**Task requirements:**
Using the listing below, please gather every line containing the word "master".

**Data supplied:**
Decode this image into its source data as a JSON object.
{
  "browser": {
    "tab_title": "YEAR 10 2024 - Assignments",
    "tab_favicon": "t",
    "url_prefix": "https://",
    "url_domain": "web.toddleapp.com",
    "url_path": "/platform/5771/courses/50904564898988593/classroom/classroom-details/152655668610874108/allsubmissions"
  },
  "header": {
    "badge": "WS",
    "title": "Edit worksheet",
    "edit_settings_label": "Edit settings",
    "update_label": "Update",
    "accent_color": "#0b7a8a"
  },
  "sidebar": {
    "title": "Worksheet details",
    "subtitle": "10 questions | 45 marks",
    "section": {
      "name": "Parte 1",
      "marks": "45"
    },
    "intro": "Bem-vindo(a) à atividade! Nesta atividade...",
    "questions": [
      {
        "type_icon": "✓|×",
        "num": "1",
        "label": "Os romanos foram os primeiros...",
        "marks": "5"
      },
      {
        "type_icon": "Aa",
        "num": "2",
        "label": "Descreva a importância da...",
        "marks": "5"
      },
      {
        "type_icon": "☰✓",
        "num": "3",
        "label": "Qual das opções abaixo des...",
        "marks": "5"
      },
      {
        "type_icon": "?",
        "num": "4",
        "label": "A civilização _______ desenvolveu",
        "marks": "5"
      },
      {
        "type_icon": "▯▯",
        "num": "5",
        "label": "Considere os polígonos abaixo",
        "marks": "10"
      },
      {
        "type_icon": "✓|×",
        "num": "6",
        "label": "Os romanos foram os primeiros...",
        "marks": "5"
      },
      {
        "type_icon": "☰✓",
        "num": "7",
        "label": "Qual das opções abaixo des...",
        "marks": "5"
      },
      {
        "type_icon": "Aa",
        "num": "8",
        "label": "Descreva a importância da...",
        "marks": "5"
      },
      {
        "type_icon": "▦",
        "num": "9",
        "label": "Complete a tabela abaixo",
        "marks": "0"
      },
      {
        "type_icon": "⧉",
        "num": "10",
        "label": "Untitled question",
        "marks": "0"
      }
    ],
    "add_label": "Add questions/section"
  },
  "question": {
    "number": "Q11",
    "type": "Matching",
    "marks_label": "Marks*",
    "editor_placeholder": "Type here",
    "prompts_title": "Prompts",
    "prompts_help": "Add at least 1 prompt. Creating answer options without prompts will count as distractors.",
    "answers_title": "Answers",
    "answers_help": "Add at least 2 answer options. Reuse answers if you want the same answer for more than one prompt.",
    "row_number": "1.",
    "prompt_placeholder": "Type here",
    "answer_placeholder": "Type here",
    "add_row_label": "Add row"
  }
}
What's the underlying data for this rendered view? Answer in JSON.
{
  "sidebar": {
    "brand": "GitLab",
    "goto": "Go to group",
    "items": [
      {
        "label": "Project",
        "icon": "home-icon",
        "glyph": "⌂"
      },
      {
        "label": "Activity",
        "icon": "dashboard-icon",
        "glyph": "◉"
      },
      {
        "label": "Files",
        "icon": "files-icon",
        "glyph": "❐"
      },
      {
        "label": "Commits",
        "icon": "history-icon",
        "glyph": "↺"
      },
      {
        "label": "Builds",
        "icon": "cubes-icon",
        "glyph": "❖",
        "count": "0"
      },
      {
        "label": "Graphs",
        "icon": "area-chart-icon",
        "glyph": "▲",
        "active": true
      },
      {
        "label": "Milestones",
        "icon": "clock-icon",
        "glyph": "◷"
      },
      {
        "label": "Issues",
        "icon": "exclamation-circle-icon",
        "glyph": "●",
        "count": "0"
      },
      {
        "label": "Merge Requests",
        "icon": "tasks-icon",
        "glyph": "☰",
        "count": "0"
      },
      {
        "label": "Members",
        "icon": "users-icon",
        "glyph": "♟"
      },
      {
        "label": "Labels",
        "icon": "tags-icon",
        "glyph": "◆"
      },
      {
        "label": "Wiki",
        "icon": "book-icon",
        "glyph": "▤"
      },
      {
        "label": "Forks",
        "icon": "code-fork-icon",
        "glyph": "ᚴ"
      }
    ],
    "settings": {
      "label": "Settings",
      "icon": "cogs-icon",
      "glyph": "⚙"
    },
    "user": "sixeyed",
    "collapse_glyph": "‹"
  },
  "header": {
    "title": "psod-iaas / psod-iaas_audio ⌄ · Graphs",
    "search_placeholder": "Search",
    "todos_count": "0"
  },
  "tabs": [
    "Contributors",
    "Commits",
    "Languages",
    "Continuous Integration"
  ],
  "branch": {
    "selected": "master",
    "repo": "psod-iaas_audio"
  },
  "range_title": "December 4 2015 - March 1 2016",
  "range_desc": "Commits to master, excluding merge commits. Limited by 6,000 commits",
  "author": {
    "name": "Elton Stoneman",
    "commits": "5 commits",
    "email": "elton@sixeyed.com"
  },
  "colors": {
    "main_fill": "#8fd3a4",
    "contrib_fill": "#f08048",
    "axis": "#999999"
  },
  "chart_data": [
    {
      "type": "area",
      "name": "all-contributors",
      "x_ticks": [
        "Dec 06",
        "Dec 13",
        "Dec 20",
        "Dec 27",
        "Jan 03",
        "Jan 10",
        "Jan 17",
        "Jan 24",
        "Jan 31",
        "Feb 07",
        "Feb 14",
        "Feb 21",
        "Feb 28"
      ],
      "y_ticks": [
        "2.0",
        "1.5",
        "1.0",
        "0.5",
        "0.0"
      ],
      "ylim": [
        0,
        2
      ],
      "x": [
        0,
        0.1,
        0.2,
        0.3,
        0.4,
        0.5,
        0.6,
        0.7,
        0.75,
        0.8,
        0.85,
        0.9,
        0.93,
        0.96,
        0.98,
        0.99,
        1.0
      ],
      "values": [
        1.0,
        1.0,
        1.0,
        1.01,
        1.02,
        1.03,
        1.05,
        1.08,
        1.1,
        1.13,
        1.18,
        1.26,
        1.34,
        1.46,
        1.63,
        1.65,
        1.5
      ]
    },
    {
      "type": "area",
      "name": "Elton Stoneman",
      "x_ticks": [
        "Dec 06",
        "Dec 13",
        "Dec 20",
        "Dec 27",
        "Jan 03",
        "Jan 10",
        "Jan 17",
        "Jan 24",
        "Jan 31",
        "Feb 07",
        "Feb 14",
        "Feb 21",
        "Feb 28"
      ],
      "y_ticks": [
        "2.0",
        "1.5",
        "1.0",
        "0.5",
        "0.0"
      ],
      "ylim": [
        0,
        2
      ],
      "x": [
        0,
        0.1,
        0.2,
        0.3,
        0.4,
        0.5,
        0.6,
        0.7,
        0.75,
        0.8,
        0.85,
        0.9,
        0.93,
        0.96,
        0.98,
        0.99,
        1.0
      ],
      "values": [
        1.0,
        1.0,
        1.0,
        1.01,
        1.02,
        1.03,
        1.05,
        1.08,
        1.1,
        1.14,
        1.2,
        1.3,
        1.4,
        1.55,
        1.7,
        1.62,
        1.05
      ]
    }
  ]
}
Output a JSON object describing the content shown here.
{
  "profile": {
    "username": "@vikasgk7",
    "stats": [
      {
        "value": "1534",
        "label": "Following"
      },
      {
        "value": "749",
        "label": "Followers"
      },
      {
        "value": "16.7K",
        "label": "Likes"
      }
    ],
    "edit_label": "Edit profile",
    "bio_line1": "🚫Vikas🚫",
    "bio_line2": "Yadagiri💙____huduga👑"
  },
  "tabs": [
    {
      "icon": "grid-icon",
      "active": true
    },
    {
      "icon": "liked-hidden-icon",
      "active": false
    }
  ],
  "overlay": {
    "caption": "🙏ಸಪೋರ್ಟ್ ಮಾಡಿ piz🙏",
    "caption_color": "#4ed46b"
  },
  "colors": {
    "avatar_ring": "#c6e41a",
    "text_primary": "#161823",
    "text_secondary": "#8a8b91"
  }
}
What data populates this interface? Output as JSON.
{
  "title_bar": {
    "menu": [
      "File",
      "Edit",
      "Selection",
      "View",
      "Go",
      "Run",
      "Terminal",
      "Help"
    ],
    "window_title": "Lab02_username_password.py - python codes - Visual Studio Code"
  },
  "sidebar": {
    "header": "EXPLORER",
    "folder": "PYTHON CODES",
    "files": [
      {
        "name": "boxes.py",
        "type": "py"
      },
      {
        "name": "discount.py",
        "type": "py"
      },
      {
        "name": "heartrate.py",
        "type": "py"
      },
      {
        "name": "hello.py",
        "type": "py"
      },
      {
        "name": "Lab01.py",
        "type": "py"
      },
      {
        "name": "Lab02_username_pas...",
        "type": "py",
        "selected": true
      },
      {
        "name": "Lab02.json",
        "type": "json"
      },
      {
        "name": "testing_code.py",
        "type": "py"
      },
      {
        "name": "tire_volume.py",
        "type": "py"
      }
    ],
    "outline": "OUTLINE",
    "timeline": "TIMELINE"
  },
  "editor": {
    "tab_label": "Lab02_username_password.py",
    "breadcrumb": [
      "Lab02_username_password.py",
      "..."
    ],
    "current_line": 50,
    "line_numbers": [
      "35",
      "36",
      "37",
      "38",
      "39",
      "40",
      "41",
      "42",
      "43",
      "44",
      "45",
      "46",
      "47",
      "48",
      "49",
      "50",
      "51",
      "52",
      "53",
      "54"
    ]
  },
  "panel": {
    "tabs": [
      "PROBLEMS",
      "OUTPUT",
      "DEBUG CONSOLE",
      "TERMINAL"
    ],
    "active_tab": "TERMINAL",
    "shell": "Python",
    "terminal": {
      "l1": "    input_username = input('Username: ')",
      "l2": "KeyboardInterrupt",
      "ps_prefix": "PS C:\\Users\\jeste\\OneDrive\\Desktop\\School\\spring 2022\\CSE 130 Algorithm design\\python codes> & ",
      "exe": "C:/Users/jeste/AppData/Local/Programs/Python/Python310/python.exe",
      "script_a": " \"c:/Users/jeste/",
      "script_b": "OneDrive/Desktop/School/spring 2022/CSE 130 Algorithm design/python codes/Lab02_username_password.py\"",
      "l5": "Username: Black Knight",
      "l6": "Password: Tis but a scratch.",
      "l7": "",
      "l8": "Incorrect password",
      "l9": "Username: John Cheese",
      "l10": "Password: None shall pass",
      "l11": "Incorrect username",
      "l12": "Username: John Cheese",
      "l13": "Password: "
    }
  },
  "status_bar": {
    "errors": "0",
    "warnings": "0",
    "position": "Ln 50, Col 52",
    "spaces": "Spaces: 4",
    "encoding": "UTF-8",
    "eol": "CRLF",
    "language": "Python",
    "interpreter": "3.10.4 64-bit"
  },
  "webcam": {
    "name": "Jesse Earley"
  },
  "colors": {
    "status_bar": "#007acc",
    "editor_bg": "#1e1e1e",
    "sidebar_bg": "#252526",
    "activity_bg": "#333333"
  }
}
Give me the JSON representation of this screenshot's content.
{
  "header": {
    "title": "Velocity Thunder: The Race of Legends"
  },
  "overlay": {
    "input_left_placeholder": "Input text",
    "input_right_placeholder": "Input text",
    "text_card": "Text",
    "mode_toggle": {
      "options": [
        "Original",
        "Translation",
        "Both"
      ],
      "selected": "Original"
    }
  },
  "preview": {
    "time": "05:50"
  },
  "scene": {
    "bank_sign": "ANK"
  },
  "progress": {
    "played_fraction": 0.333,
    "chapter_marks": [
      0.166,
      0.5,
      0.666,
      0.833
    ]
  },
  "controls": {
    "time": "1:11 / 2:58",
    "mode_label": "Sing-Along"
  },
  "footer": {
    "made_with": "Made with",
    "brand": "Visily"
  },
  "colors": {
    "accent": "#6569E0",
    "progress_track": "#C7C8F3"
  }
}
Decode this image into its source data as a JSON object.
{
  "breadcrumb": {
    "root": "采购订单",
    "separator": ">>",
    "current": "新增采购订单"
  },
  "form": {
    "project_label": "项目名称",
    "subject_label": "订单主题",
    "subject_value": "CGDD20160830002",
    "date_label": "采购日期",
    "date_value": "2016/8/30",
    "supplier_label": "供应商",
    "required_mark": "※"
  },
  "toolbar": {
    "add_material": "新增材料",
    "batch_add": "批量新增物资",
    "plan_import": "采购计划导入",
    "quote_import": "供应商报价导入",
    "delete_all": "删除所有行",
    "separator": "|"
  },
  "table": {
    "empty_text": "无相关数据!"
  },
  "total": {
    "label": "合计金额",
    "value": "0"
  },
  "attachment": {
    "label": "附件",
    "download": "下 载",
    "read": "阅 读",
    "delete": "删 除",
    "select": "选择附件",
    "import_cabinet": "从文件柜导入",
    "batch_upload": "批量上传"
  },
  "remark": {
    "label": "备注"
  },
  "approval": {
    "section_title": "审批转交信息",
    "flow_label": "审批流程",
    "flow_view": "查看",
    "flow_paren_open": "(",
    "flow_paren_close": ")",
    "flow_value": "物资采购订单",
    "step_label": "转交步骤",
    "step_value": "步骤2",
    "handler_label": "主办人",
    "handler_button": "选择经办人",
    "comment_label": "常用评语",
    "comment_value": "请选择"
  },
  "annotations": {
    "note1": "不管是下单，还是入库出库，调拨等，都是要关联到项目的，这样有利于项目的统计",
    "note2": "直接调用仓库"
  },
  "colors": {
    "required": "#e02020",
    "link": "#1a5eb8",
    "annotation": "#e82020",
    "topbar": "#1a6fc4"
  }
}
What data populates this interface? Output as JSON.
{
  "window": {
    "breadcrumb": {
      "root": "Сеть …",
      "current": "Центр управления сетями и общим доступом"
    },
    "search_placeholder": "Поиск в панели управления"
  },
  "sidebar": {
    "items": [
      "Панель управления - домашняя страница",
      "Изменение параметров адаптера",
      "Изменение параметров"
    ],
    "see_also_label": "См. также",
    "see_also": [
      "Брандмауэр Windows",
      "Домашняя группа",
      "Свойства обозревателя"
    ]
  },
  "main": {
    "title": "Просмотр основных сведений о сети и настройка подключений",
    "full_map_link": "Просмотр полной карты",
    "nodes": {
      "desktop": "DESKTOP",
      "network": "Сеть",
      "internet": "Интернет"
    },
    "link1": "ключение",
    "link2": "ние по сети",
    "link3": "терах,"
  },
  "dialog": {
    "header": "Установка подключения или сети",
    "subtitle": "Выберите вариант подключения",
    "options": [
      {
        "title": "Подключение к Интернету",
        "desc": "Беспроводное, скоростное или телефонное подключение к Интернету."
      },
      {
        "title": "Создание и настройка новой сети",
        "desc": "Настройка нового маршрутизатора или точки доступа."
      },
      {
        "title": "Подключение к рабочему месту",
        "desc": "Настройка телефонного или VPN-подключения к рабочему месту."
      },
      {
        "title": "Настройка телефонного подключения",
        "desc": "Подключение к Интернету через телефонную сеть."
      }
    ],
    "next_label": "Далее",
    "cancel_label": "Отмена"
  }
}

**Solution to the problem:**
    "selected": "master",
  "range_desc": "Commits to master, excluding merge commits. Limited by 6,000 commits",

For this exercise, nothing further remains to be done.